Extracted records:

□ □ □ □ □

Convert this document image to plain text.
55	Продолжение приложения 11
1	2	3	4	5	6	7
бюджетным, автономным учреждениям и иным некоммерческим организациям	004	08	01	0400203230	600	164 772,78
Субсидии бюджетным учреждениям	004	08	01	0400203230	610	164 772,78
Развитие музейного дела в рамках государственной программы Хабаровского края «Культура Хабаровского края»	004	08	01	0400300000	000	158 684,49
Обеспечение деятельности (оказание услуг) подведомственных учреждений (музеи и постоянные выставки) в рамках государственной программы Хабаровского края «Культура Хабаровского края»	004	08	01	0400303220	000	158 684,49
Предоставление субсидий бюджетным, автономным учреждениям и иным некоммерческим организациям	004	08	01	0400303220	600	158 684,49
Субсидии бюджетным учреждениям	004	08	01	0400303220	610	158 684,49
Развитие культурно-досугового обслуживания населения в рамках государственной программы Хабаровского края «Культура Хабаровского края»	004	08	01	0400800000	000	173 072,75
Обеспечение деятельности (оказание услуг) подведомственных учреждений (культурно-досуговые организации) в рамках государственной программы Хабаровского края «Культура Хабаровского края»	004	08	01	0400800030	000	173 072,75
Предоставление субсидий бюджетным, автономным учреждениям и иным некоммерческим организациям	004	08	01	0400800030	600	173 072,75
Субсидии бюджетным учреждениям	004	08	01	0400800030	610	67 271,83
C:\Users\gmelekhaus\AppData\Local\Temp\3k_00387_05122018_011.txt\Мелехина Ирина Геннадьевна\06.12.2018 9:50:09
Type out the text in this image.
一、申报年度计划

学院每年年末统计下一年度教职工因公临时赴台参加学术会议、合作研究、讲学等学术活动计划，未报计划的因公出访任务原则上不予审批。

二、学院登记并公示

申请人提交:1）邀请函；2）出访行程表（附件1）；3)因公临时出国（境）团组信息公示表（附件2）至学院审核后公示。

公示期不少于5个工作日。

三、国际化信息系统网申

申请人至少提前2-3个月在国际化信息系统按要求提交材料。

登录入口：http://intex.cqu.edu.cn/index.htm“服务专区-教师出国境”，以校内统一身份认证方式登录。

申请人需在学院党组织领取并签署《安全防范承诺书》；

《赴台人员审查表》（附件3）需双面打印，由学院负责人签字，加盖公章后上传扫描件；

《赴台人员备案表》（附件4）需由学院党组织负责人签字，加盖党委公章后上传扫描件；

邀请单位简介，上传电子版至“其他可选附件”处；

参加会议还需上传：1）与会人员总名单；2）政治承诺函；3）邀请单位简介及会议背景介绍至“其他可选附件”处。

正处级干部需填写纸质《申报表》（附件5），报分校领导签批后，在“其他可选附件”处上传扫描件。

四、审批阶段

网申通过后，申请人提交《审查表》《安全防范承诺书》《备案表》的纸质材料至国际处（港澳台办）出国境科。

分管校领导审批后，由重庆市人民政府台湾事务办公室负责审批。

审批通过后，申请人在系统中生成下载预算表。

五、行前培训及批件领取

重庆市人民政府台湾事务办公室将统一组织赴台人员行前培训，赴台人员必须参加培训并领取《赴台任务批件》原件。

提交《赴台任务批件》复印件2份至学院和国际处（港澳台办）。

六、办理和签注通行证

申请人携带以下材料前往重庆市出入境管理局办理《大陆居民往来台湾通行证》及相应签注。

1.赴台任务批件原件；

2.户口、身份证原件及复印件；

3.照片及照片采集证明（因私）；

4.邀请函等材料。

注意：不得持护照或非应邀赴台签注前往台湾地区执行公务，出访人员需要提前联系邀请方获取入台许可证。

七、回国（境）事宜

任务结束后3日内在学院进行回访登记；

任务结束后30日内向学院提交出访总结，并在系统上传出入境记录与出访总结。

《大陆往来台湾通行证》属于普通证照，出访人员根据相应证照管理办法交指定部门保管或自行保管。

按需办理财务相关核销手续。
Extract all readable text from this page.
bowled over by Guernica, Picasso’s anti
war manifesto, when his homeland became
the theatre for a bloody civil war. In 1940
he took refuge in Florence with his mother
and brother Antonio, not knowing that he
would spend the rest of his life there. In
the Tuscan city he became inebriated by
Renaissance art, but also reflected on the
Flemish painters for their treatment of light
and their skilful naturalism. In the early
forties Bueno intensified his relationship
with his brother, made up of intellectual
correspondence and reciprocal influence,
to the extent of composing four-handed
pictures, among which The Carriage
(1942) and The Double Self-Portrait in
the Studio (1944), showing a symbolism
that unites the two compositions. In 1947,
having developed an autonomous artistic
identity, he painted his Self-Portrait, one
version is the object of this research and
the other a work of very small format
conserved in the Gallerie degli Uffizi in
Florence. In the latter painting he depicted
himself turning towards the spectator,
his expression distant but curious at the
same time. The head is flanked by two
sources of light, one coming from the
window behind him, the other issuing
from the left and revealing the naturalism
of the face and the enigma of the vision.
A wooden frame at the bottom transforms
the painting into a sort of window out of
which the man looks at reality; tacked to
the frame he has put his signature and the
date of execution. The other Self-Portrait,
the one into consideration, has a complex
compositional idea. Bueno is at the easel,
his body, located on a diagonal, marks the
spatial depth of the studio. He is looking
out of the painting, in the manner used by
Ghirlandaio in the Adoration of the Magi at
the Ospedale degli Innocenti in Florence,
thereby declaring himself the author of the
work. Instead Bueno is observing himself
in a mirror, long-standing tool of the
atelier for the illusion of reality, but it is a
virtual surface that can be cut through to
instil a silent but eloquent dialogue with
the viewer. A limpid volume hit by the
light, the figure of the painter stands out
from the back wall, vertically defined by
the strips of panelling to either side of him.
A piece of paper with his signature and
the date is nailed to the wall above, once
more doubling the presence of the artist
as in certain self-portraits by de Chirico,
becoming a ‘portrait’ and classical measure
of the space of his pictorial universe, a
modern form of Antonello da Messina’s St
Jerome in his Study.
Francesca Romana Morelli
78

□ □ □ □ □

Work to be completed -
Wherever a line in the data above holds "their", copy that line.

Written solution -
Flemish painters for their treatment of light
and their skilful naturalism. In the early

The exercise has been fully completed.